• Dataset excerpts:
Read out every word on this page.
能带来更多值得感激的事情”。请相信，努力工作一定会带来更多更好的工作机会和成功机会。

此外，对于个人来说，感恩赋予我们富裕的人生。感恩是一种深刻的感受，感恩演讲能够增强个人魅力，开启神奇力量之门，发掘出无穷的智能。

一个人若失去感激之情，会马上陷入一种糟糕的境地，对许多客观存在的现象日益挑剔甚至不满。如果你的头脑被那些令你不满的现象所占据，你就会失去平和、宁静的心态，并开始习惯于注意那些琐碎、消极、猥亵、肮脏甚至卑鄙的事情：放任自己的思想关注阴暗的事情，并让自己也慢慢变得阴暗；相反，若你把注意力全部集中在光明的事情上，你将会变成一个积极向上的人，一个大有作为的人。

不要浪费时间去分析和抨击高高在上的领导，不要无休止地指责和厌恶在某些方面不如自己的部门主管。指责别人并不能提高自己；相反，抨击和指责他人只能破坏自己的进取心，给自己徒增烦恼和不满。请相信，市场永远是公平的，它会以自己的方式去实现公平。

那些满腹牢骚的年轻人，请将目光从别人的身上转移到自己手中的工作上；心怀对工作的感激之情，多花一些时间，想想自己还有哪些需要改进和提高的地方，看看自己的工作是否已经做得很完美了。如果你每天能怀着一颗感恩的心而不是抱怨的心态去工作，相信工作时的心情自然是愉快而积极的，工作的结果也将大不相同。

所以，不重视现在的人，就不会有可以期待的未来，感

• Aim of the exercise:
Exact copies of all the records are required.

• Result:
Read out every word on this page.
能带来更多值得感激的事情”。请相信，努力工作一定会带来更多更好的工作机会和成功机会。

此外，对于个人来说，感恩赋予我们富裕的人生。感恩是一种深刻的感受，感恩演讲能够增强个人魅力，开启神奇力量之门，发掘出无穷的智能。

一个人若失去感激之情，会马上陷入一种糟糕的境地，对许多客观存在的现象日益挑剔甚至不满。如果你的头脑被那些令你不满的现象所占据，你就会失去平和、宁静的心态，并开始习惯于注意那些琐碎、消极、猥亵、肮脏甚至卑鄙的事情：放任自己的思想关注阴暗的事情，并让自己也慢慢变得阴暗；相反，若你把注意力全部集中在光明的事情上，你将会变成一个积极向上的人，一个大有作为的人。

不要浪费时间去分析和抨击高高在上的领导，不要无休止地指责和厌恶在某些方面不如自己的部门主管。指责别人并不能提高自己；相反，抨击和指责他人只能破坏自己的进取心，给自己徒增烦恼和不满。请相信，市场永远是公平的，它会以自己的方式去实现公平。

那些满腹牢骚的年轻人，请将目光从别人的身上转移到自己手中的工作上；心怀对工作的感激之情，多花一些时间，想想自己还有哪些需要改进和提高的地方，看看自己的工作是否已经做得很完美了。如果你每天能怀着一颗感恩的心而不是抱怨的心态去工作，相信工作时的心情自然是愉快而积极的，工作的结果也将大不相同。

所以，不重视现在的人，就不会有可以期待的未来，感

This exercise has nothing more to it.